**Work task 1:** According to the article on the 2018 cryptocurrency market plunge, which startup led the development of Ethereum Classic?
**Work task 2:** From the article on the 2018 cryptocurrency market plunge below, copy out the stretch from "- The 2018 cryptocurrency" through "in its wake.".
**Work task 3:** List every number stated in the article on the 2018 cryptocurrency market plunge, leaving out the year 2018, and give each with its unit as the article writes it.

**Excerpt to read:**
□ □ □
- The 2018 cryptocurrency market plunge is greatly affecting the software-development community that produced over 1,000 digital coins.
- One of the primary reasons the companies suffered is because a portion of their funds is in digital assets.
- Also, as prices collapse, many developers find it difficult to raise additional funding.
Between Thursday night and Friday morning, the crypto market sold off heavily and sent Bitcoin down by more than 10 percent. It even went below the USD 3,300 mark before slightly recovering. However, the market crash has already left a lot of bankrupt startups in its wake.
Several Startups Affected
ETCDEV, the startup that led the Ethereum Classic development announced they are shutting operations this week due to a funding crunch. Ethereum Classic has a market capitalisation of around $400 million and is currently among the top 20 coins in the market.
New York based ConsenSys, one of the world’s biggest crypto-related software startups divulged they will be reorganising and reducing their workforce by as much as 13 percent.
□ □ □
**Extracted entries:**
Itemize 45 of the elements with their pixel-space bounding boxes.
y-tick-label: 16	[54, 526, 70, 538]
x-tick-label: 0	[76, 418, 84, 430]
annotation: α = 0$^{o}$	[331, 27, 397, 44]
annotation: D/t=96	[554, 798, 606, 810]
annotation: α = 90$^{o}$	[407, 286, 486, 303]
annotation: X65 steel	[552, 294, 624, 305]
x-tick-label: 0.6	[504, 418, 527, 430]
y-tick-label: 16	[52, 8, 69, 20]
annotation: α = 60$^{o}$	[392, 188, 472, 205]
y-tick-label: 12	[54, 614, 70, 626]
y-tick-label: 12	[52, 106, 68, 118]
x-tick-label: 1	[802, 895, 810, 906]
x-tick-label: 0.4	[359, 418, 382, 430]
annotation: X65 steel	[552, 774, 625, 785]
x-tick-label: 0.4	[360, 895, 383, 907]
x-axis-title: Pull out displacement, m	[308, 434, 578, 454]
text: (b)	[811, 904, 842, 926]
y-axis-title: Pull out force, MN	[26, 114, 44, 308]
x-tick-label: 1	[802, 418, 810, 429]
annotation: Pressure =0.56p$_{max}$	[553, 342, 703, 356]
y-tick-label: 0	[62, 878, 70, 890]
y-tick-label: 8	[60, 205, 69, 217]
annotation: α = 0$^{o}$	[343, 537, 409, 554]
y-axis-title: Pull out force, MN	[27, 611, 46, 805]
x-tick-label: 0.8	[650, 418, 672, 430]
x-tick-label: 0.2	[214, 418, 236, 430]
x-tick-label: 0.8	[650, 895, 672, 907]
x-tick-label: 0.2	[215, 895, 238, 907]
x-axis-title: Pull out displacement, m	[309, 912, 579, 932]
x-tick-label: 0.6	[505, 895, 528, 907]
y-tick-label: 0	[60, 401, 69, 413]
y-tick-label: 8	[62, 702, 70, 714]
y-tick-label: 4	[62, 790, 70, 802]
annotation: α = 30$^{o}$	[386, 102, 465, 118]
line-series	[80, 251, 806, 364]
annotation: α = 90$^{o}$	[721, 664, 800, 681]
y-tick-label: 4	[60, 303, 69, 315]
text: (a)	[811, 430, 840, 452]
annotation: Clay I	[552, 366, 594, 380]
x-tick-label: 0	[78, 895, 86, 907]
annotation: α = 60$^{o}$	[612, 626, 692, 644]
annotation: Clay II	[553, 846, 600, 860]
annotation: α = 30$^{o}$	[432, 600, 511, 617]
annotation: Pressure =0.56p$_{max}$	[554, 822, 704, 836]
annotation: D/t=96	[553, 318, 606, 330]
□ □ □
**Written reply 1:** ETCDEV led the development of Ethereum Classic.

**Written reply 2:**
- The 2018 cryptocurrency market plunge is greatly affecting the software-development community that produced over 1,000 digital coins.
- One of the primary reasons the companies suffered is because a portion of their funds is in digital assets.
- Also, as prices collapse, many developers find it difficult to raise additional funding.
Between Thursday night and Friday morning, the crypto market sold off heavily and sent Bitcoin down by more than 10 percent. It even went below the USD 3,300 mark before slightly recovering. However, the market crash has already left a lot of bankrupt startups in its wake.

**Written reply 3:**
- over 1,000 digital coins
- more than 10 percent
- USD 3,300
- around $400 million
- top 20 coins
- as much as 13 percent